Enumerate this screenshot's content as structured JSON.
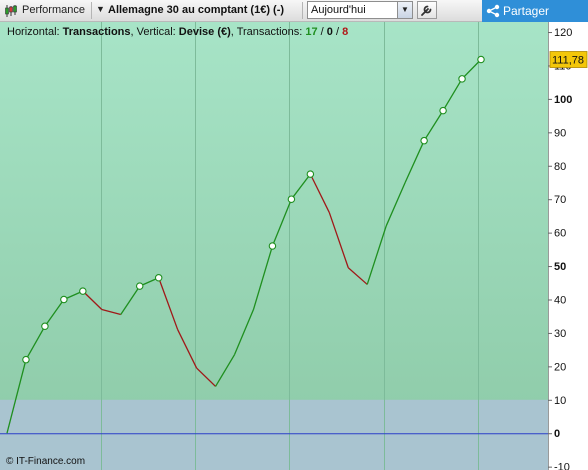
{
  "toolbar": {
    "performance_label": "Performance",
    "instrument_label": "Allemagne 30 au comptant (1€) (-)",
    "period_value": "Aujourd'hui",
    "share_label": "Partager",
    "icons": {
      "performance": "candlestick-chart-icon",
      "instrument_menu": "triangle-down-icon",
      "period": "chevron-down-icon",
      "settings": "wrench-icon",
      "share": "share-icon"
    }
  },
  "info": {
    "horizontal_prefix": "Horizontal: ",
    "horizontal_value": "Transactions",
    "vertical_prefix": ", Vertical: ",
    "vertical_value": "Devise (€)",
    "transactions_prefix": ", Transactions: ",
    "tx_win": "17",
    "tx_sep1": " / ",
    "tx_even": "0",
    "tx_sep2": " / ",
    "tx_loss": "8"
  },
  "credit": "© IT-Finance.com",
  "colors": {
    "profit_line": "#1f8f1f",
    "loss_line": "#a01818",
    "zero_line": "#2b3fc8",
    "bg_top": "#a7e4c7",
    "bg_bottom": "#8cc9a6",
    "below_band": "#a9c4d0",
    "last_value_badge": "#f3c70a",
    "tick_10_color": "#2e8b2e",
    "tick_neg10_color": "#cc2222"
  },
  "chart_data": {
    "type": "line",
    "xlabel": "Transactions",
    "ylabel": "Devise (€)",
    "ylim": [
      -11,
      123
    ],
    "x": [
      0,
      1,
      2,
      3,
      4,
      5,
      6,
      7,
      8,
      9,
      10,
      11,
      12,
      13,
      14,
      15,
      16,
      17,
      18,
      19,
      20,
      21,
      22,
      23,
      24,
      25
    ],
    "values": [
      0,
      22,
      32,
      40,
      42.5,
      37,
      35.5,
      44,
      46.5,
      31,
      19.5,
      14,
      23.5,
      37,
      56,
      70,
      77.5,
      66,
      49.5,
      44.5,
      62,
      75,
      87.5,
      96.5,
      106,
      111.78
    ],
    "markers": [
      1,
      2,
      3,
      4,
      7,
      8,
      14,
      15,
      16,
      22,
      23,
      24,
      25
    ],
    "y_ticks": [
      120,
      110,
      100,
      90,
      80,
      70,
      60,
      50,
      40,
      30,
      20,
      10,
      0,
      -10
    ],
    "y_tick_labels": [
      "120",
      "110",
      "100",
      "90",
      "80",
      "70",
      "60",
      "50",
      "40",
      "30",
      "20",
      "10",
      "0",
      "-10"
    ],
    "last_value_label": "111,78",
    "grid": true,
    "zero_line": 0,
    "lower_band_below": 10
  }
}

* * *

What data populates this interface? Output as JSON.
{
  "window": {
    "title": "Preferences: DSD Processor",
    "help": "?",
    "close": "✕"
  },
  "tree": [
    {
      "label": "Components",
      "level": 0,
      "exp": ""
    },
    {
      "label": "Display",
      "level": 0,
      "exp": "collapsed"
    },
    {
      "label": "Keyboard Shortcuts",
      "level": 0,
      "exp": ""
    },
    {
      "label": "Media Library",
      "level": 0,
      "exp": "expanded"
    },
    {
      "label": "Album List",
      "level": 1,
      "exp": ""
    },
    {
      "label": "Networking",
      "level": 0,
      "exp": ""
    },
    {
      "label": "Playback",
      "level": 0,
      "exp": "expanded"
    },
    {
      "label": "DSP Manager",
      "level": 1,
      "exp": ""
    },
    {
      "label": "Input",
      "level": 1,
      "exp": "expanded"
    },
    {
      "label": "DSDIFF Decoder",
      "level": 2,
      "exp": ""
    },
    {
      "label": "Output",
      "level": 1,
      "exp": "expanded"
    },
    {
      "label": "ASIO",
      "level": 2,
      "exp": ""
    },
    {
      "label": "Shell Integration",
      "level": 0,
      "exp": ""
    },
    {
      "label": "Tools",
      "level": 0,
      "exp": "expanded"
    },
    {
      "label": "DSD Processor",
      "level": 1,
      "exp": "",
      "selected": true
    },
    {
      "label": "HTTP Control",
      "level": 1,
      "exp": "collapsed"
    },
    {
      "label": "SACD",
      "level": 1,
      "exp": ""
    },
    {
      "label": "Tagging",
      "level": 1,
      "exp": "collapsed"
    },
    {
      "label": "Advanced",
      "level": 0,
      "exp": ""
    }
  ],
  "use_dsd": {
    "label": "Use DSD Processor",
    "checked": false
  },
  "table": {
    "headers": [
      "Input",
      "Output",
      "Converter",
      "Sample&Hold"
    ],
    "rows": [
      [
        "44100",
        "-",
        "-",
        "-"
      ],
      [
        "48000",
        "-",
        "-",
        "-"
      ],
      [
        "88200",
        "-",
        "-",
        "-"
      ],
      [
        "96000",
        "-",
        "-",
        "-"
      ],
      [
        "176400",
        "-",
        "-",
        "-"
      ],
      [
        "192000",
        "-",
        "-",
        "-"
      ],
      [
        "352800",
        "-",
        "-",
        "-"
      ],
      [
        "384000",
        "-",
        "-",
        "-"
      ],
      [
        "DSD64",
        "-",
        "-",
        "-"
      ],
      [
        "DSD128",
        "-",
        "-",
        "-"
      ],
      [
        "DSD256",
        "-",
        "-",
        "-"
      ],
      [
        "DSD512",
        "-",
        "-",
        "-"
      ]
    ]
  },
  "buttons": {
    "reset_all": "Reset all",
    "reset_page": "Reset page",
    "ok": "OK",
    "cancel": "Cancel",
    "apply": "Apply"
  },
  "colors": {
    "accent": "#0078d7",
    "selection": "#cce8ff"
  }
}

PROBLEM ▸ Gather every line from the listing above in which "JSON" appears, and copy those lines.

RESPONSE ▸
Enumerate this screenshot's content as structured JSON.
What data populates this interface? Output as JSON.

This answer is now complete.